GOAL: Write out the listing below again, precisely as it is given.

MATERIAL PROVIDED:
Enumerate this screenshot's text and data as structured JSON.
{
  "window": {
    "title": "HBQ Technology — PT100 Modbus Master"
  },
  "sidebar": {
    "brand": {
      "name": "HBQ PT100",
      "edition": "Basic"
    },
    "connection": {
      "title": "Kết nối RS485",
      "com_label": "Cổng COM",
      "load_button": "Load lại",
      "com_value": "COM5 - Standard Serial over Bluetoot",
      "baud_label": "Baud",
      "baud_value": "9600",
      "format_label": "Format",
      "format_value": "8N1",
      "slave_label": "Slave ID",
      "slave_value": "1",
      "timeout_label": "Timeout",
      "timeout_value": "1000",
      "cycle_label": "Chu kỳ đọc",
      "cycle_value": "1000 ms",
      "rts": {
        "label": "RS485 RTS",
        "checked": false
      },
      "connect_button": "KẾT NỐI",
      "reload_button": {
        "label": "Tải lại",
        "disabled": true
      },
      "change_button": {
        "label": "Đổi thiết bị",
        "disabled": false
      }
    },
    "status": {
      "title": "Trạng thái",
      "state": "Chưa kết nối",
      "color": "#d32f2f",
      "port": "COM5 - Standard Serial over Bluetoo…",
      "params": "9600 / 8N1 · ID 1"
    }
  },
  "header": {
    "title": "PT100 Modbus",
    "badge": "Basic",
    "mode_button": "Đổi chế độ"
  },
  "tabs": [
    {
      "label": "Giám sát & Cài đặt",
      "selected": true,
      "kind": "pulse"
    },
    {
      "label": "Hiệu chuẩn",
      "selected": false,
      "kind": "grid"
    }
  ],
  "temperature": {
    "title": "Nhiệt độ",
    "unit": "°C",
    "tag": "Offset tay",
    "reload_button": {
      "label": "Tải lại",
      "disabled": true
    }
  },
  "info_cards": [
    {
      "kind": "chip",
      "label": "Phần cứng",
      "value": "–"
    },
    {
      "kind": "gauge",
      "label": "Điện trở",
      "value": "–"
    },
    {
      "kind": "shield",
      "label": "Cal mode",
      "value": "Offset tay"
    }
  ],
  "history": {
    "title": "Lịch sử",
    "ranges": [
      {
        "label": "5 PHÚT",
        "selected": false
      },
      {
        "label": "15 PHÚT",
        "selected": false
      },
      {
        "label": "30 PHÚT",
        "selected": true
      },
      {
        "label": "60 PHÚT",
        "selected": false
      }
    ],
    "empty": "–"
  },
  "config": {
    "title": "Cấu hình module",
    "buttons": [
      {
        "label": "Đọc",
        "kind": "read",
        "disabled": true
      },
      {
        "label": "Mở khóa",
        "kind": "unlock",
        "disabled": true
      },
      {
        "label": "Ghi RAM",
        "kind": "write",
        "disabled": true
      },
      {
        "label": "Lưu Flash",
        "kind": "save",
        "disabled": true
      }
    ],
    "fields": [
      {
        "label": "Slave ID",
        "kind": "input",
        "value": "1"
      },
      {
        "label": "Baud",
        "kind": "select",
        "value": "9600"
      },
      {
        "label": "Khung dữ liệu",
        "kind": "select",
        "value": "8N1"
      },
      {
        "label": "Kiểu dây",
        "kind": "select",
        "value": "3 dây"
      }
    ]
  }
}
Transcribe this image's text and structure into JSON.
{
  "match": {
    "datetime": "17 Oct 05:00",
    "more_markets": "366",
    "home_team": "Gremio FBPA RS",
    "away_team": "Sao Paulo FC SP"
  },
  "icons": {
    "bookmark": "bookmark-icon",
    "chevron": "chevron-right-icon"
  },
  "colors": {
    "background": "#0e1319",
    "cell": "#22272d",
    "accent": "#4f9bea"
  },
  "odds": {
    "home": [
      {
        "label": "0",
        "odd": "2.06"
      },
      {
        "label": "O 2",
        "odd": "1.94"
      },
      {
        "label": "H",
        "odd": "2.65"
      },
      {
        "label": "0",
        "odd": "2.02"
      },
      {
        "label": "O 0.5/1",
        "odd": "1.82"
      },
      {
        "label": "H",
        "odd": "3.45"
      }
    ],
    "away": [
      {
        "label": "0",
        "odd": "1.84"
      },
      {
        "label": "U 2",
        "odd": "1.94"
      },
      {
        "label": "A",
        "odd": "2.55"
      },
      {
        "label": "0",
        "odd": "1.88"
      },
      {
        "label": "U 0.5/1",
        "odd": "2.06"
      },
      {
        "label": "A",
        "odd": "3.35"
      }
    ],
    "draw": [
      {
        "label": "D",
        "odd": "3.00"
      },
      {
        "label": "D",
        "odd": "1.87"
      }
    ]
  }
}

WRITTEN ANSWER:
Enumerate this screenshot's text and data as structured JSON.
{
  "window": {
    "title": "HBQ Technology — PT100 Modbus Master"
  },
  "sidebar": {
    "brand": {
      "name": "HBQ PT100",
      "edition": "Basic"
    },
    "connection": {
      "title": "Kết nối RS485",
      "com_label": "Cổng COM",
      "load_button": "Load lại",
      "com_value": "COM5 - Standard Serial over Bluetoot",
      "baud_label": "Baud",
      "baud_value": "9600",
      "format_label": "Format",
      "format_value": "8N1",
      "slave_label": "Slave ID",
      "slave_value": "1",
      "timeout_label": "Timeout",
      "timeout_value": "1000",
      "cycle_label": "Chu kỳ đọc",
      "cycle_value": "1000 ms",
      "rts": {
        "label": "RS485 RTS",
        "checked": false
      },
      "connect_button": "KẾT NỐI",
      "reload_button": {
        "label": "Tải lại",
        "disabled": true
      },
      "change_button": {
        "label": "Đổi thiết bị",
        "disabled": false
      }
    },
    "status": {
      "title": "Trạng thái",
      "state": "Chưa kết nối",
      "color": "#d32f2f",
      "port": "COM5 - Standard Serial over Bluetoo…",
      "params": "9600 / 8N1 · ID 1"
    }
  },
  "header": {
    "title": "PT100 Modbus",
    "badge": "Basic",
    "mode_button": "Đổi chế độ"
  },
  "tabs": [
    {
      "label": "Giám sát & Cài đặt",
      "selected": true,
      "kind": "pulse"
    },
    {
      "label": "Hiệu chuẩn",
      "selected": false,
      "kind": "grid"
    }
  ],
  "temperature": {
    "title": "Nhiệt độ",
    "unit": "°C",
    "tag": "Offset tay",
    "reload_button": {
      "label": "Tải lại",
      "disabled": true
    }
  },
  "info_cards": [
    {
      "kind": "chip",
      "label": "Phần cứng",
      "value": "–"
    },
    {
      "kind": "gauge",
      "label": "Điện trở",
      "value": "–"
    },
    {
      "kind": "shield",
      "label": "Cal mode",
      "value": "Offset tay"
    }
  ],
  "history": {
    "title": "Lịch sử",
    "ranges": [
      {
        "label": "5 PHÚT",
        "selected": false
      },
      {
        "label": "15 PHÚT",
        "selected": false
      },
      {
        "label": "30 PHÚT",
        "selected": true
      },
      {
        "label": "60 PHÚT",
        "selected": false
      }
    ],
    "empty": "–"
  },
  "config": {
    "title": "Cấu hình module",
    "buttons": [
      {
        "label": "Đọc",
        "kind": "read",
        "disabled": true
      },
      {
        "label": "Mở khóa",
        "kind": "unlock",
        "disabled": true
      },
      {
        "label": "Ghi RAM",
        "kind": "write",
        "disabled": true
      },
      {
        "label": "Lưu Flash",
        "kind": "save",
        "disabled": true
      }
    ],
    "fields": [
      {
        "label": "Slave ID",
        "kind": "input",
        "value": "1"
      },
      {
        "label": "Baud",
        "kind": "select",
        "value": "9600"
      },
      {
        "label": "Khung dữ liệu",
        "kind": "select",
        "value": "8N1"
      },
      {
        "label": "Kiểu dây",
        "kind": "select",
        "value": "3 dây"
      }
    ]
  }
}
Transcribe this image's text and structure into JSON.
{
  "match": {
    "datetime": "17 Oct 05:00",
    "more_markets": "366",
    "home_team": "Gremio FBPA RS",
    "away_team": "Sao Paulo FC SP"
  },
  "icons": {
    "bookmark": "bookmark-icon",
    "chevron": "chevron-right-icon"
  },
  "colors": {
    "background": "#0e1319",
    "cell": "#22272d",
    "accent": "#4f9bea"
  },
  "odds": {
    "home": [
      {
        "label": "0",
        "odd": "2.06"
      },
      {
        "label": "O 2",
        "odd": "1.94"
      },
      {
        "label": "H",
        "odd": "2.65"
      },
      {
        "label": "0",
        "odd": "2.02"
      },
      {
        "label": "O 0.5/1",
        "odd": "1.82"
      },
      {
        "label": "H",
        "odd": "3.45"
      }
    ],
    "away": [
      {
        "label": "0",
        "odd": "1.84"
      },
      {
        "label": "U 2",
        "odd": "1.94"
      },
      {
        "label": "A",
        "odd": "2.55"
      },
      {
        "label": "0",
        "odd": "1.88"
      },
      {
        "label": "U 0.5/1",
        "odd": "2.06"
      },
      {
        "label": "A",
        "odd": "3.35"
      }
    ],
    "draw": [
      {
        "label": "D",
        "odd": "3.00"
      },
      {
        "label": "D",
        "odd": "1.87"
      }
    ]
  }
}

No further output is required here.